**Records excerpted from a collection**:
******************************
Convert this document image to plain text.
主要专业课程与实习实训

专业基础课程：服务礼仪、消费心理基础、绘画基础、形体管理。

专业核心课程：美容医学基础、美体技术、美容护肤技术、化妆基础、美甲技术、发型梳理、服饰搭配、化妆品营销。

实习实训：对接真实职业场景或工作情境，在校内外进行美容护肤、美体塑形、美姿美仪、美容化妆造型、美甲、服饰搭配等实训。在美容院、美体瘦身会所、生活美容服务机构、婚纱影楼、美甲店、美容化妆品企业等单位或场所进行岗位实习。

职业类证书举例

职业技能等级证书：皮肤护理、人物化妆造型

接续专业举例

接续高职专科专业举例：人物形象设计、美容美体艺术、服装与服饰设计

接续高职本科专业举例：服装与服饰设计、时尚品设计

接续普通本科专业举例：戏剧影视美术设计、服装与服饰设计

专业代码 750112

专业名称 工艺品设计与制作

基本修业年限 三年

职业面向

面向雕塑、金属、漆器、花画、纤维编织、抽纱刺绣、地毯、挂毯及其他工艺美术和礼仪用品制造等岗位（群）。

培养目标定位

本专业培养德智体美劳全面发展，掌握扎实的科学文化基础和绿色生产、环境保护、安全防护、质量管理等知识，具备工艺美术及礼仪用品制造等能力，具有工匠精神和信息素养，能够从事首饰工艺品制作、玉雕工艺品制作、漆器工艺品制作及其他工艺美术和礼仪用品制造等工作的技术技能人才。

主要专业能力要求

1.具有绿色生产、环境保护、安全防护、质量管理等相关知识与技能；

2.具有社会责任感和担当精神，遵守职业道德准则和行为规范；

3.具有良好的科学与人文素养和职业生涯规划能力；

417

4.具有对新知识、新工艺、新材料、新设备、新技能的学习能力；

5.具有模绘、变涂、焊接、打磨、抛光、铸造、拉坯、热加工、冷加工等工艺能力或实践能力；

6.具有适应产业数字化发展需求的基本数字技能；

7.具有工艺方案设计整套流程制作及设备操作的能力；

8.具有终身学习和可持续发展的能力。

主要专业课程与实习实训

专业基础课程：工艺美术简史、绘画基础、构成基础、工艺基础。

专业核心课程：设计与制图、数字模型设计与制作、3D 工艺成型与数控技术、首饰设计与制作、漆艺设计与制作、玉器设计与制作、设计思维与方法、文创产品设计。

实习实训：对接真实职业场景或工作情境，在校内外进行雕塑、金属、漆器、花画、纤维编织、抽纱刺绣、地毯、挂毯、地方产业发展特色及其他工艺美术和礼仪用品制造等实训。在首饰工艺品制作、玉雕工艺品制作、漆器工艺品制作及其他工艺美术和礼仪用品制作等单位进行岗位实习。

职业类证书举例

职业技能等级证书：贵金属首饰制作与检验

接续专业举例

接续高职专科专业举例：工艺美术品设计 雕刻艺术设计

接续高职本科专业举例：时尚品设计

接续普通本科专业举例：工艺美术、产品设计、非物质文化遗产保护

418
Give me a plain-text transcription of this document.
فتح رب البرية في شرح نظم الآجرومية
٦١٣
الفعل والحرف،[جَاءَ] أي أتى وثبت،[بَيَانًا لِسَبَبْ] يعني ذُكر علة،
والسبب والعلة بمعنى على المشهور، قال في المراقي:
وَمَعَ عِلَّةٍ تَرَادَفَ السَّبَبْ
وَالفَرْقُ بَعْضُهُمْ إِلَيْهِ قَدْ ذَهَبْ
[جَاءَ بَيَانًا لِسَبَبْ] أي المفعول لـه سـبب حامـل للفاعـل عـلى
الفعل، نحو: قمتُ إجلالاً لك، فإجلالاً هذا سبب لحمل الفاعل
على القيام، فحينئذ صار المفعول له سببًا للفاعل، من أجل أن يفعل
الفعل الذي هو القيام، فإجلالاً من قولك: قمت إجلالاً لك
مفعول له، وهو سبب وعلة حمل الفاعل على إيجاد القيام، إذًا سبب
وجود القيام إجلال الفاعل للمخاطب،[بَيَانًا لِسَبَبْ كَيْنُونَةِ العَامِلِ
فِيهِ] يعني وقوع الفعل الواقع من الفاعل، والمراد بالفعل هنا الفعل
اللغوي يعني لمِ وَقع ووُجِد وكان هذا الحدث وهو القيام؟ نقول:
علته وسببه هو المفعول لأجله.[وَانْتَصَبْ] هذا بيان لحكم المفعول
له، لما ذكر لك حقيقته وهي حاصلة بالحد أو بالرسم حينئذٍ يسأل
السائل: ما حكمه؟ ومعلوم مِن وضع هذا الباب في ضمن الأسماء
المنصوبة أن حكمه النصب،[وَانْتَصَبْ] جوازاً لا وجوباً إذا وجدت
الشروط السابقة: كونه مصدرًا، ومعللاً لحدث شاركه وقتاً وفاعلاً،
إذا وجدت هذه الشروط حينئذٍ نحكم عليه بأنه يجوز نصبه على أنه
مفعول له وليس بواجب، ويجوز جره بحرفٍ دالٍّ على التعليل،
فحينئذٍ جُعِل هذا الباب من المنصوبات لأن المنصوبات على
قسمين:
******************************
**Challenge**:
Go over the data above and copy every line that has the word "抽纱刺绣" in it.

**Expected answer**:
面向雕塑、金属、漆器、花画、纤维编织、抽纱刺绣、地毯、挂毯及其他工艺美术和礼仪用品制造等岗位（群）。
实习实训：对接真实职业场景或工作情境，在校内外进行雕塑、金属、漆器、花画、纤维编织、抽纱刺绣、地毯、挂毯、地方产业发展特色及其他工艺美术和礼仪用品制造等实训。在首饰工艺品制作、玉雕工艺品制作、漆器工艺品制作及其他工艺美术和礼仪用品制作等单位进行岗位实习。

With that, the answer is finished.